BEGIN
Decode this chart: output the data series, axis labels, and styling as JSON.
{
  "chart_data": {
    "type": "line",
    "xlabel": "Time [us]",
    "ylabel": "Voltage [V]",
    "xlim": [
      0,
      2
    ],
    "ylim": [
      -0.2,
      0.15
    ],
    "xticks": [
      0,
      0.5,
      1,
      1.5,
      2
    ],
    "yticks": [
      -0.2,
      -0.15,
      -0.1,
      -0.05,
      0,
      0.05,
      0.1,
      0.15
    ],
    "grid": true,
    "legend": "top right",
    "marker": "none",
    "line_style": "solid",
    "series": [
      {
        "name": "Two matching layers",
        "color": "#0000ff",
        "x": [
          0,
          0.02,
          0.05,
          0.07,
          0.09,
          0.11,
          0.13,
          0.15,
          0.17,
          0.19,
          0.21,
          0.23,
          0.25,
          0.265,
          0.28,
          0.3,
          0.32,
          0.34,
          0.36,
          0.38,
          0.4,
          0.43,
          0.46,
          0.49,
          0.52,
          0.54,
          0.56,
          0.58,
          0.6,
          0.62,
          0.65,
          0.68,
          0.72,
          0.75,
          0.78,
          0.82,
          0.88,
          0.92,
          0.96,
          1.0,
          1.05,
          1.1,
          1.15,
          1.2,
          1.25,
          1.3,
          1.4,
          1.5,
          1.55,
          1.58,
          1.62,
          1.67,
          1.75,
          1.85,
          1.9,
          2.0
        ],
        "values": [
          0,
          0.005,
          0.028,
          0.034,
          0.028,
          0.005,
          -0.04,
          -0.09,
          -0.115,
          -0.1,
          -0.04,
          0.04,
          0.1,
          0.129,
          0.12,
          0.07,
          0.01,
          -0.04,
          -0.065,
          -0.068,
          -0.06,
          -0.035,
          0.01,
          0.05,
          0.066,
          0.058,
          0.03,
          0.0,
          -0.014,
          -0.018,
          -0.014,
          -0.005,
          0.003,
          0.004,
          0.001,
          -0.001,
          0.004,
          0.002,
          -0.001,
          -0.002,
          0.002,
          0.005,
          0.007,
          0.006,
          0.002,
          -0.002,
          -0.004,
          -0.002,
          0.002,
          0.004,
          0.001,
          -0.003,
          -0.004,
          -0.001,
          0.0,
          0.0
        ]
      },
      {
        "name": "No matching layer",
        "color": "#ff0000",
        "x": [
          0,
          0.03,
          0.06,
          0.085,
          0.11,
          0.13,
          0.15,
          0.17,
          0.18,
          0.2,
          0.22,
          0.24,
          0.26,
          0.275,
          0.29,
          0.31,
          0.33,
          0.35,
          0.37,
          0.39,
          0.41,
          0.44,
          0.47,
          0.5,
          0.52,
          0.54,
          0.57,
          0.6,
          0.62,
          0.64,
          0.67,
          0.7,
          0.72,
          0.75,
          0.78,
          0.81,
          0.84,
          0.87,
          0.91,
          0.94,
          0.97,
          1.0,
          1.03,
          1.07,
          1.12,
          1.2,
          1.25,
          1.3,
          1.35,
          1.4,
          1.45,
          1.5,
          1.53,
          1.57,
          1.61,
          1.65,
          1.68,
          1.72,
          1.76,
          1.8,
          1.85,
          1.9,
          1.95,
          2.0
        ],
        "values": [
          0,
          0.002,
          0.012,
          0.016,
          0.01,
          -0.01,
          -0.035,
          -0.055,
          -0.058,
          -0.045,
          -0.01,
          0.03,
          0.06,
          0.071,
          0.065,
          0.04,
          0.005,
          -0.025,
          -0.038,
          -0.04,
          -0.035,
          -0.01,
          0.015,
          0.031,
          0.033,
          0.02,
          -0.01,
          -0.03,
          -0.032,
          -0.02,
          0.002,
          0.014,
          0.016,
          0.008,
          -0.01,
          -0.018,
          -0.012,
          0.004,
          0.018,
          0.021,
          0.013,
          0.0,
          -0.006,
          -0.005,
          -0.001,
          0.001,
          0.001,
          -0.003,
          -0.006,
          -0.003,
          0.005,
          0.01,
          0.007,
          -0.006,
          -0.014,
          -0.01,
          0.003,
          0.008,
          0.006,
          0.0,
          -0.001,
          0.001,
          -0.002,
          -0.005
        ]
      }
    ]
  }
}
END
### What this task involves:
Reproduce the records in full, exactly as written.

### Answer to this exercise:
Decode this chart: output the data series, axis labels, and styling as JSON.
{
  "chart_data": {
    "type": "line",
    "xlabel": "Time [us]",
    "ylabel": "Voltage [V]",
    "xlim": [
      0,
      2
    ],
    "ylim": [
      -0.2,
      0.15
    ],
    "xticks": [
      0,
      0.5,
      1,
      1.5,
      2
    ],
    "yticks": [
      -0.2,
      -0.15,
      -0.1,
      -0.05,
      0,
      0.05,
      0.1,
      0.15
    ],
    "grid": true,
    "legend": "top right",
    "marker": "none",
    "line_style": "solid",
    "series": [
      {
        "name": "Two matching layers",
        "color": "#0000ff",
        "x": [
          0,
          0.02,
          0.05,
          0.07,
          0.09,
          0.11,
          0.13,
          0.15,
          0.17,
          0.19,
          0.21,
          0.23,
          0.25,
          0.265,
          0.28,
          0.3,
          0.32,
          0.34,
          0.36,
          0.38,
          0.4,
          0.43,
          0.46,
          0.49,
          0.52,
          0.54,
          0.56,
          0.58,
          0.6,
          0.62,
          0.65,
          0.68,
          0.72,
          0.75,
          0.78,
          0.82,
          0.88,
          0.92,
          0.96,
          1.0,
          1.05,
          1.1,
          1.15,
          1.2,
          1.25,
          1.3,
          1.4,
          1.5,
          1.55,
          1.58,
          1.62,
          1.67,
          1.75,
          1.85,
          1.9,
          2.0
        ],
        "values": [
          0,
          0.005,
          0.028,
          0.034,
          0.028,
          0.005,
          -0.04,
          -0.09,
          -0.115,
          -0.1,
          -0.04,
          0.04,
          0.1,
          0.129,
          0.12,
          0.07,
          0.01,
          -0.04,
          -0.065,
          -0.068,
          -0.06,
          -0.035,
          0.01,
          0.05,
          0.066,
          0.058,
          0.03,
          0.0,
          -0.014,
          -0.018,
          -0.014,
          -0.005,
          0.003,
          0.004,
          0.001,
          -0.001,
          0.004,
          0.002,
          -0.001,
          -0.002,
          0.002,
          0.005,
          0.007,
          0.006,
          0.002,
          -0.002,
          -0.004,
          -0.002,
          0.002,
          0.004,
          0.001,
          -0.003,
          -0.004,
          -0.001,
          0.0,
          0.0
        ]
      },
      {
        "name": "No matching layer",
        "color": "#ff0000",
        "x": [
          0,
          0.03,
          0.06,
          0.085,
          0.11,
          0.13,
          0.15,
          0.17,
          0.18,
          0.2,
          0.22,
          0.24,
          0.26,
          0.275,
          0.29,
          0.31,
          0.33,
          0.35,
          0.37,
          0.39,
          0.41,
          0.44,
          0.47,
          0.5,
          0.52,
          0.54,
          0.57,
          0.6,
          0.62,
          0.64,
          0.67,
          0.7,
          0.72,
          0.75,
          0.78,
          0.81,
          0.84,
          0.87,
          0.91,
          0.94,
          0.97,
          1.0,
          1.03,
          1.07,
          1.12,
          1.2,
          1.25,
          1.3,
          1.35,
          1.4,
          1.45,
          1.5,
          1.53,
          1.57,
          1.61,
          1.65,
          1.68,
          1.72,
          1.76,
          1.8,
          1.85,
          1.9,
          1.95,
          2.0
        ],
        "values": [
          0,
          0.002,
          0.012,
          0.016,
          0.01,
          -0.01,
          -0.035,
          -0.055,
          -0.058,
          -0.045,
          -0.01,
          0.03,
          0.06,
          0.071,
          0.065,
          0.04,
          0.005,
          -0.025,
          -0.038,
          -0.04,
          -0.035,
          -0.01,
          0.015,
          0.031,
          0.033,
          0.02,
          -0.01,
          -0.03,
          -0.032,
          -0.02,
          0.002,
          0.014,
          0.016,
          0.008,
          -0.01,
          -0.018,
          -0.012,
          0.004,
          0.018,
          0.021,
          0.013,
          0.0,
          -0.006,
          -0.005,
          -0.001,
          0.001,
          0.001,
          -0.003,
          -0.006,
          -0.003,
          0.005,
          0.01,
          0.007,
          -0.006,
          -0.014,
          -0.01,
          0.003,
          0.008,
          0.006,
          0.0,
          -0.001,
          0.001,
          -0.002,
          -0.005
        ]
      }
    ]
  }
}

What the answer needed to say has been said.